** start Data shown **

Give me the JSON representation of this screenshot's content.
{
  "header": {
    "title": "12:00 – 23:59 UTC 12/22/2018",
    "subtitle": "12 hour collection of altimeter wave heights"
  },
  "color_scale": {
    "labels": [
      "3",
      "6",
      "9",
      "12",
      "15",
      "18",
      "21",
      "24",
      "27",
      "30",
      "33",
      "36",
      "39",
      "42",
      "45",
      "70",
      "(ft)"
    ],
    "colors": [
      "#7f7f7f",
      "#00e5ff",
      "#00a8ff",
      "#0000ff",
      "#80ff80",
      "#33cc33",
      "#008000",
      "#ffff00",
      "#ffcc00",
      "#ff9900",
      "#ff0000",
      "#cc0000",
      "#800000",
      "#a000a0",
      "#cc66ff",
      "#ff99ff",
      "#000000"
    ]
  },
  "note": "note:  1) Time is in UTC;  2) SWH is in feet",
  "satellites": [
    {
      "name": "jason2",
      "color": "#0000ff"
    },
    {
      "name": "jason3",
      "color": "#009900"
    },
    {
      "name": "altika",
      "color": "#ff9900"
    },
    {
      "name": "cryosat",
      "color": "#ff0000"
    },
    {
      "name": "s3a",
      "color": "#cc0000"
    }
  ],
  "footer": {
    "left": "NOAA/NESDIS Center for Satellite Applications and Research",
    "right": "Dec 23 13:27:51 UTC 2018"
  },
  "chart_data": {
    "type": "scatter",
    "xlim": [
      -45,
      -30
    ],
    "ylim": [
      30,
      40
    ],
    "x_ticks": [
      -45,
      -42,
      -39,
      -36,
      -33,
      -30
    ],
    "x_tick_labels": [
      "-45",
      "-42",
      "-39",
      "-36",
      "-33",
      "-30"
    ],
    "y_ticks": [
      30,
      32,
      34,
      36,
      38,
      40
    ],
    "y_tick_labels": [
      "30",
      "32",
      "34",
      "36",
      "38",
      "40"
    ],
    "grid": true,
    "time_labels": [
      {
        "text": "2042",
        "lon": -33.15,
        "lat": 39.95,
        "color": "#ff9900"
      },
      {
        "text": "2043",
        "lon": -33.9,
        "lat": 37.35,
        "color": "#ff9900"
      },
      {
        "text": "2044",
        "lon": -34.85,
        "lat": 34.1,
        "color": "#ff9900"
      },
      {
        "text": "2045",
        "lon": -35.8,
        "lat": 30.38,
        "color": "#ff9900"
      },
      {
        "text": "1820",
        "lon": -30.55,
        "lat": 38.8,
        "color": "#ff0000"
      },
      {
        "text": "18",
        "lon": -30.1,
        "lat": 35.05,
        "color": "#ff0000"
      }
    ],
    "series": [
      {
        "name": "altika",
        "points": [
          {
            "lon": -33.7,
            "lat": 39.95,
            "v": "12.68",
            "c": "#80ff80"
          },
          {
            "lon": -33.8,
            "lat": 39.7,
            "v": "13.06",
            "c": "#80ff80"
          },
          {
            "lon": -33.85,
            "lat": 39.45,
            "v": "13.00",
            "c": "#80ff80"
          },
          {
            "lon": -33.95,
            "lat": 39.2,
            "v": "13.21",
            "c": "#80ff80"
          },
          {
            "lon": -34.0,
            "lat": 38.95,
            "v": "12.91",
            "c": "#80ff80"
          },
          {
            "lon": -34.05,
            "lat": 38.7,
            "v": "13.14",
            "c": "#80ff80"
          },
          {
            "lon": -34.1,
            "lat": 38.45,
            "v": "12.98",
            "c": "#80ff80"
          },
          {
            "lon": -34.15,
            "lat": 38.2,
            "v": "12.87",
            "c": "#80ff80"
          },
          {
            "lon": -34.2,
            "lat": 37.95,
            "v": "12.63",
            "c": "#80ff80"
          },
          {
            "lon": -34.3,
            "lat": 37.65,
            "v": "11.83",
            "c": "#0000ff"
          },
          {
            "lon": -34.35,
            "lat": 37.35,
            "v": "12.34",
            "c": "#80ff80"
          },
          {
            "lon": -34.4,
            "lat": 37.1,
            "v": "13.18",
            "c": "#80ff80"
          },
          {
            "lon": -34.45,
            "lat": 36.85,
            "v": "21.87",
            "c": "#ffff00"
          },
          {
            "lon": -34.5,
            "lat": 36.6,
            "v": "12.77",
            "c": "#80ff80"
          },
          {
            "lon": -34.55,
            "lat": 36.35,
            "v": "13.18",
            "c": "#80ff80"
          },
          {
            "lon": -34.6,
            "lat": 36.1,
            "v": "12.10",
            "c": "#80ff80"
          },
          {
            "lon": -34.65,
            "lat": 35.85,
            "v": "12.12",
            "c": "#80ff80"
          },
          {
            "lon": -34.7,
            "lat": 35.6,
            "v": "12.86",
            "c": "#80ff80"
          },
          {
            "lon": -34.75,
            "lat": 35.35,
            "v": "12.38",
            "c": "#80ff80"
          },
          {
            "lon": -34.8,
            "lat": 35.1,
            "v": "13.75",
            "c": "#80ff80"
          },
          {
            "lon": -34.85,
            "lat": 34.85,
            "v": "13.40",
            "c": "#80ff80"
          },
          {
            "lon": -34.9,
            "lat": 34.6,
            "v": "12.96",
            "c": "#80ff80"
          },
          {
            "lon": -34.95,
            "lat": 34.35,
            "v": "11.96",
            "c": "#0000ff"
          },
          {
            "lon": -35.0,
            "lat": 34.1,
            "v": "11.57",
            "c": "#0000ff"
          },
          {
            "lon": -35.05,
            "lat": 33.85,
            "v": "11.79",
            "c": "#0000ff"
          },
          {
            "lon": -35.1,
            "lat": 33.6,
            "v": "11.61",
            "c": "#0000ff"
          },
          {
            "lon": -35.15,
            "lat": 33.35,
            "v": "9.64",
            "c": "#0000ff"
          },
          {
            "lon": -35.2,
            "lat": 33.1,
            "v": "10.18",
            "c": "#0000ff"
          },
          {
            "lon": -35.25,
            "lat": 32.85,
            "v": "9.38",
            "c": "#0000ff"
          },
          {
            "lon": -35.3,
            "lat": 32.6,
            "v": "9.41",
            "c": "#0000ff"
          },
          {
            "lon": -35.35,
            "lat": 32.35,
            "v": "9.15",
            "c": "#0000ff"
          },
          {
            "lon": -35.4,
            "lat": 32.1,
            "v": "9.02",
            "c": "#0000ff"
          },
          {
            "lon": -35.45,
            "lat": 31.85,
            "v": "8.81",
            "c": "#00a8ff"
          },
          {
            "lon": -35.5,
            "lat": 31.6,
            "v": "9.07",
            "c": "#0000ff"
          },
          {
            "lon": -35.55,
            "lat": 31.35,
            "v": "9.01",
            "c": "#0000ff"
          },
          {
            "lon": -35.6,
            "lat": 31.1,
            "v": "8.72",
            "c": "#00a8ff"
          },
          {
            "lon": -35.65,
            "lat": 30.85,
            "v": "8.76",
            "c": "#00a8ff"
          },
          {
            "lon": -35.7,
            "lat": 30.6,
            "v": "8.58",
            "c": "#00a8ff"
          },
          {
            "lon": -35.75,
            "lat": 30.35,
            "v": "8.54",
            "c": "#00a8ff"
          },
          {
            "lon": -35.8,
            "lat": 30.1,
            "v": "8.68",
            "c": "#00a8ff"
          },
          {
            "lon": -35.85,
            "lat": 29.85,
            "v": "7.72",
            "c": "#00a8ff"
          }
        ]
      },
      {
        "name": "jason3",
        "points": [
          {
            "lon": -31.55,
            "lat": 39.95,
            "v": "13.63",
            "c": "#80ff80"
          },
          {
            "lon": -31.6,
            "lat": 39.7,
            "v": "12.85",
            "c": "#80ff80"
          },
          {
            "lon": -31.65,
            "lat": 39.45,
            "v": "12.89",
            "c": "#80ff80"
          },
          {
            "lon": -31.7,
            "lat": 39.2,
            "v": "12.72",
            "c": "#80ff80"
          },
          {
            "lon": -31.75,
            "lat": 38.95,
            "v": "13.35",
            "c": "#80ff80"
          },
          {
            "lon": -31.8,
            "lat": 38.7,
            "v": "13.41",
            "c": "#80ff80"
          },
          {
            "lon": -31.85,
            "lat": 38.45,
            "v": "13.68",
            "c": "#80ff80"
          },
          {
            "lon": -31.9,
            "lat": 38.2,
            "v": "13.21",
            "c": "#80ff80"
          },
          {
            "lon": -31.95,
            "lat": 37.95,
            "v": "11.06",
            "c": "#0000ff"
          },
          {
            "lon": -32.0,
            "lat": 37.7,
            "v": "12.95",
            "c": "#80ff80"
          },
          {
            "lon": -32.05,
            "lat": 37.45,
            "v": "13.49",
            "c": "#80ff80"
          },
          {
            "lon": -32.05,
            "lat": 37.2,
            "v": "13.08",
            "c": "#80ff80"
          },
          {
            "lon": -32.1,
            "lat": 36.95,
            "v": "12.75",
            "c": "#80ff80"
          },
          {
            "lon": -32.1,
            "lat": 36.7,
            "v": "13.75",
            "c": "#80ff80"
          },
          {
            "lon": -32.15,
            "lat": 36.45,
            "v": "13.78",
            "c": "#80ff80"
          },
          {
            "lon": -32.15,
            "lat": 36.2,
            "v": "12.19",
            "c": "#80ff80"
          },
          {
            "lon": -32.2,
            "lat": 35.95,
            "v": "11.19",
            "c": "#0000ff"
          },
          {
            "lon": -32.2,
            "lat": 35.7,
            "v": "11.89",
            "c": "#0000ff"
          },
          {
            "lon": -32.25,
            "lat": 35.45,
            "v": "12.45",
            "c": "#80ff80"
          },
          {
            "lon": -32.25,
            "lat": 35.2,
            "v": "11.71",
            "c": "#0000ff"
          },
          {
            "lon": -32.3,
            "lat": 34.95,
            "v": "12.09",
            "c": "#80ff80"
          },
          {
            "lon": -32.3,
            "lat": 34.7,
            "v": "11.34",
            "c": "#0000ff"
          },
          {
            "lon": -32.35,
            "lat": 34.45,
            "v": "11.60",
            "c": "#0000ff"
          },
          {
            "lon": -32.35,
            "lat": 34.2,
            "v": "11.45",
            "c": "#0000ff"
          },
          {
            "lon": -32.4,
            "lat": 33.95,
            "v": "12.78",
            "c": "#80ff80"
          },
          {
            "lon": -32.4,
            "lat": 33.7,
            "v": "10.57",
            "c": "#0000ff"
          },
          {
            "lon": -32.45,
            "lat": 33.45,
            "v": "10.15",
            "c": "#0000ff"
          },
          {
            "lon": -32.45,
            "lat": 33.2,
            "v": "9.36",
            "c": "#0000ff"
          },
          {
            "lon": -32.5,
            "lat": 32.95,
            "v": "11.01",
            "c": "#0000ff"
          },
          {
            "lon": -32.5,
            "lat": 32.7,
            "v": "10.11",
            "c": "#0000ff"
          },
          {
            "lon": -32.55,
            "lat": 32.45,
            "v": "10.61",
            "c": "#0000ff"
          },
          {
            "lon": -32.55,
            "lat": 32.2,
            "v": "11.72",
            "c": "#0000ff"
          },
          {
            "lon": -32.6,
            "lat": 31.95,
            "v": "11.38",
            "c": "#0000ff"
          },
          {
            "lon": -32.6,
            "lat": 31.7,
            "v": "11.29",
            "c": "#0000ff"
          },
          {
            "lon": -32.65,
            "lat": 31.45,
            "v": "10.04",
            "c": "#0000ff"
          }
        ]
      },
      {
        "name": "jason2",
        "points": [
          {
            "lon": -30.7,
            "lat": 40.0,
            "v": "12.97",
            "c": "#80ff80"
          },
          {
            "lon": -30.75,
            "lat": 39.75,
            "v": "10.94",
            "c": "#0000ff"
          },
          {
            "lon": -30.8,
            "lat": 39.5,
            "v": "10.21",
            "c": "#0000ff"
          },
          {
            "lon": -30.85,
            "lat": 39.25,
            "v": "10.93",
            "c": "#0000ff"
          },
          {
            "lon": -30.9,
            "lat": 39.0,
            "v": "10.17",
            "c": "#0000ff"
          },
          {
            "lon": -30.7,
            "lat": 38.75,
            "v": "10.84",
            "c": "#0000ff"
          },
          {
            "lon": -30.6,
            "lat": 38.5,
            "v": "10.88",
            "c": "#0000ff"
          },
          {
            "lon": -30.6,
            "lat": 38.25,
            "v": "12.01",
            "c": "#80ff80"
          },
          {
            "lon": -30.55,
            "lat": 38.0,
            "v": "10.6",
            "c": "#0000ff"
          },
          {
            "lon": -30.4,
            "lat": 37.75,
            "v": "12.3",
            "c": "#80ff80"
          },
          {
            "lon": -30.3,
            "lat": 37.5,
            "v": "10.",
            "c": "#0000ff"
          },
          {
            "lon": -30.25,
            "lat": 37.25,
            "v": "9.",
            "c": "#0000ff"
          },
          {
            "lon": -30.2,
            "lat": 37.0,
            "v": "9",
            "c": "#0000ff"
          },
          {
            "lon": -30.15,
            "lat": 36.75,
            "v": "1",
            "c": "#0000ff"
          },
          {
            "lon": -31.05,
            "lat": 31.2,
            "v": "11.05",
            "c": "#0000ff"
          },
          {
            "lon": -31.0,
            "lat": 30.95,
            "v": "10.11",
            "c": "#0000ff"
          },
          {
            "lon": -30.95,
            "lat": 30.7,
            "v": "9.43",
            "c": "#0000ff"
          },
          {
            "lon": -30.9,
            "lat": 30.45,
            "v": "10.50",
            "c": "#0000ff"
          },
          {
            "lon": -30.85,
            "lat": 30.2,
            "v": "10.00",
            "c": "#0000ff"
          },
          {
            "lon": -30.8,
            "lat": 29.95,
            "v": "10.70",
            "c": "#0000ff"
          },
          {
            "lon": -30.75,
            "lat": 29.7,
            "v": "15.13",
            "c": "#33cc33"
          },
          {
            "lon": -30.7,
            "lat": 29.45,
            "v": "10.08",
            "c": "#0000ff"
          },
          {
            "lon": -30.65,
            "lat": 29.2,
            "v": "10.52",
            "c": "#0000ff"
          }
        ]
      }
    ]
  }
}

** end Data shown **

**Exercise directions**
Search the material above for "text". Pull out each line where it shows up.

**Solution for this problem**
        "text": "2042",
        "text": "2043",
        "text": "2044",
        "text": "2045",
        "text": "1820",
        "text": "18",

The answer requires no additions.